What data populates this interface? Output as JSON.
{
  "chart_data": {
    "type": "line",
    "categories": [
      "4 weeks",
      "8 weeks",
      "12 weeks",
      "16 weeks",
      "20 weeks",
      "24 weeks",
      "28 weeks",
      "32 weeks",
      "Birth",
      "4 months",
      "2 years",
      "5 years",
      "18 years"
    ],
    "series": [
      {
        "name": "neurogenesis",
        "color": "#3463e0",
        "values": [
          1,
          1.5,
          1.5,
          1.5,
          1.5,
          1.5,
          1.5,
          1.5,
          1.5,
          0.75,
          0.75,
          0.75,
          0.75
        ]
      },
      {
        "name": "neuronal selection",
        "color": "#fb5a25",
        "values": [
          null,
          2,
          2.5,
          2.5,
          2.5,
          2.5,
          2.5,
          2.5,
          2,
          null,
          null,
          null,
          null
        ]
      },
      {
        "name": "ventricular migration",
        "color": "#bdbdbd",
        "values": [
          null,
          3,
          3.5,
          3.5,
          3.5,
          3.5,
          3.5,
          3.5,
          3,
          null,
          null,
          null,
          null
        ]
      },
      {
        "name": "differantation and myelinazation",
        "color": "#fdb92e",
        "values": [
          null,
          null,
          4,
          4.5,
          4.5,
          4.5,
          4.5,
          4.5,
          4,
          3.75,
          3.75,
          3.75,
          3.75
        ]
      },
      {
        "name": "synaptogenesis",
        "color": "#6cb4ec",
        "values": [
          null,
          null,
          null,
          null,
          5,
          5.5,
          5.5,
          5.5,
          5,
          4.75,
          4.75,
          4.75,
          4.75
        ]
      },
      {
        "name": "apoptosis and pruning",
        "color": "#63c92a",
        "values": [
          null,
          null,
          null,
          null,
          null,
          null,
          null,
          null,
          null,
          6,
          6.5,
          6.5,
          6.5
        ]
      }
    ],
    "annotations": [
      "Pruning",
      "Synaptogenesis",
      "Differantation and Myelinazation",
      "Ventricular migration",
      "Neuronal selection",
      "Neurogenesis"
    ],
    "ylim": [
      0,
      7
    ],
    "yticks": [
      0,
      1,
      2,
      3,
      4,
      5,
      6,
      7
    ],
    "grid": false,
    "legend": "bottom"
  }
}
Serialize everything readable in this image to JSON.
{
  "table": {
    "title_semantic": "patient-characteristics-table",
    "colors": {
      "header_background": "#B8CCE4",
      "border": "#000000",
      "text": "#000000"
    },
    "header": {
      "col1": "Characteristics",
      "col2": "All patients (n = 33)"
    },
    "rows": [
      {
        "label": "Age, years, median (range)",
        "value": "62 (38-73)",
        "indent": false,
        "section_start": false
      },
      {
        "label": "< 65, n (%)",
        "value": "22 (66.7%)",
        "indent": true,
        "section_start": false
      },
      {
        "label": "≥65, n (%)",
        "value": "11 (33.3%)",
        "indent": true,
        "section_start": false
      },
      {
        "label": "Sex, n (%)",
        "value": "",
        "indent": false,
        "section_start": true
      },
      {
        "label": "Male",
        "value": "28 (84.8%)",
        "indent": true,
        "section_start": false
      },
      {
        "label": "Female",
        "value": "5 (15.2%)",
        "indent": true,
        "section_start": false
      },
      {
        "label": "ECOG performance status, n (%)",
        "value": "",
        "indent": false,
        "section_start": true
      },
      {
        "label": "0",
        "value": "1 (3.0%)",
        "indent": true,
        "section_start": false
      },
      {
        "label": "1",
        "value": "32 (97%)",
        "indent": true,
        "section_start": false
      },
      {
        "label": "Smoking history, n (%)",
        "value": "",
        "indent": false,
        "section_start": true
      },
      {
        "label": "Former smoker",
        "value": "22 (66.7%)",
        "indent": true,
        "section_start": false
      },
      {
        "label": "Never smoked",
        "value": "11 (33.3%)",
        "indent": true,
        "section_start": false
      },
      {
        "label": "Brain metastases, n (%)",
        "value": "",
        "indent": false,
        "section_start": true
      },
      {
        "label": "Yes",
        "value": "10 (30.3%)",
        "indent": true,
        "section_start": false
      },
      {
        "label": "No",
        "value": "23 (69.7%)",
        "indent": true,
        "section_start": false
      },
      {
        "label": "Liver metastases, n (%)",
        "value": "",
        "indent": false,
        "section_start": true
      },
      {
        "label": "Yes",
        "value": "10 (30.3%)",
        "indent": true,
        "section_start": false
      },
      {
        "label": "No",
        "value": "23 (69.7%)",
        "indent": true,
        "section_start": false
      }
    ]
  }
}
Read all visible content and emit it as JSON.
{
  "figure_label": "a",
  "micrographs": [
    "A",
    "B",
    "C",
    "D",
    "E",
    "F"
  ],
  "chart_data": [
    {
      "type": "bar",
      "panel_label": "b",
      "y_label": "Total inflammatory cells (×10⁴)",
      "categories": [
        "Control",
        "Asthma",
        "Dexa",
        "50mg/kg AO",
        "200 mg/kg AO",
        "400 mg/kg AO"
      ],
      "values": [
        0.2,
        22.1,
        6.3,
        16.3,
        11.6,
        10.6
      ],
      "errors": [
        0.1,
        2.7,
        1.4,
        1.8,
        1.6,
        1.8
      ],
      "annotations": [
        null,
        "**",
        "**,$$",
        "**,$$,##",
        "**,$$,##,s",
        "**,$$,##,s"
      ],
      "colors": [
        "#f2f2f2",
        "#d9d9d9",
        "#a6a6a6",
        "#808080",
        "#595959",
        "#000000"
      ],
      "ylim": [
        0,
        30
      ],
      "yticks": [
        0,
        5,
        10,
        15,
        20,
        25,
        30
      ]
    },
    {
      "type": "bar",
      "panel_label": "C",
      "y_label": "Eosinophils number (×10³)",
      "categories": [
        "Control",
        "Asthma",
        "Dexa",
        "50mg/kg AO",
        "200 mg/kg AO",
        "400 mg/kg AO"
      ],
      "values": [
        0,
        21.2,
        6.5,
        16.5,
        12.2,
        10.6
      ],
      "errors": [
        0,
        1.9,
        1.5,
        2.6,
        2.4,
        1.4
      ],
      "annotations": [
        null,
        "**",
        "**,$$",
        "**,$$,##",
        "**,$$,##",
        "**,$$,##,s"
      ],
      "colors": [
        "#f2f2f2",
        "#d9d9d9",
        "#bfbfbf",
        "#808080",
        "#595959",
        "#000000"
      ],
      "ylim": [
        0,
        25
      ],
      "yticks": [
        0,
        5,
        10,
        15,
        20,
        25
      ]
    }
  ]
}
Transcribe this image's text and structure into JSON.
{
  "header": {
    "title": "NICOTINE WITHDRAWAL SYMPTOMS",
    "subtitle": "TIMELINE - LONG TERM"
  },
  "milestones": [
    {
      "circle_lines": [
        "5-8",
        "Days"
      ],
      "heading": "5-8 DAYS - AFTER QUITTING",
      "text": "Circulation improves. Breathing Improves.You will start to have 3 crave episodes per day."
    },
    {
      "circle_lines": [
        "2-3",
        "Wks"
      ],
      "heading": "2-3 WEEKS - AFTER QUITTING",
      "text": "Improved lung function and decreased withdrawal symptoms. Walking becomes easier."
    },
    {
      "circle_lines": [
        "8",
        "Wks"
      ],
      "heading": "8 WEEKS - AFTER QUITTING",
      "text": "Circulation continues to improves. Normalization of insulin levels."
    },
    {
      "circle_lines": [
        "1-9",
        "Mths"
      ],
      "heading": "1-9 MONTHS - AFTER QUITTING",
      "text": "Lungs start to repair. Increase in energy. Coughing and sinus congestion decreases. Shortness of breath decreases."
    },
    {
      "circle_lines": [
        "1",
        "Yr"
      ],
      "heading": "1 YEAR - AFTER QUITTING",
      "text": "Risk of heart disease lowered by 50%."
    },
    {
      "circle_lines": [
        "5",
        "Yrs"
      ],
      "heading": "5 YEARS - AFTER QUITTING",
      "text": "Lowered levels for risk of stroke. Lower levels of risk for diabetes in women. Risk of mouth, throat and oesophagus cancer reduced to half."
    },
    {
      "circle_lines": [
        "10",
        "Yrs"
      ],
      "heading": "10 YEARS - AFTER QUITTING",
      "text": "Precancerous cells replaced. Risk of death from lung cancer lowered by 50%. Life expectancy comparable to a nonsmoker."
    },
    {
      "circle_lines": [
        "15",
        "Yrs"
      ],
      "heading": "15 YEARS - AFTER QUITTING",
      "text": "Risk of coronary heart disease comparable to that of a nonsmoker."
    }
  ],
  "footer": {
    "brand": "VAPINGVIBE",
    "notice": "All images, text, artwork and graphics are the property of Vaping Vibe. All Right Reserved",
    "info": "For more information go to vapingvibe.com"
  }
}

········

List all lines above in which the string "comparable" appears.

      "text": "Precancerous cells replaced. Risk of death from lung cancer lowered by 50%. Life expectancy comparable to a nonsmoker."
      "text": "Risk of coronary heart disease comparable to that of a nonsmoker."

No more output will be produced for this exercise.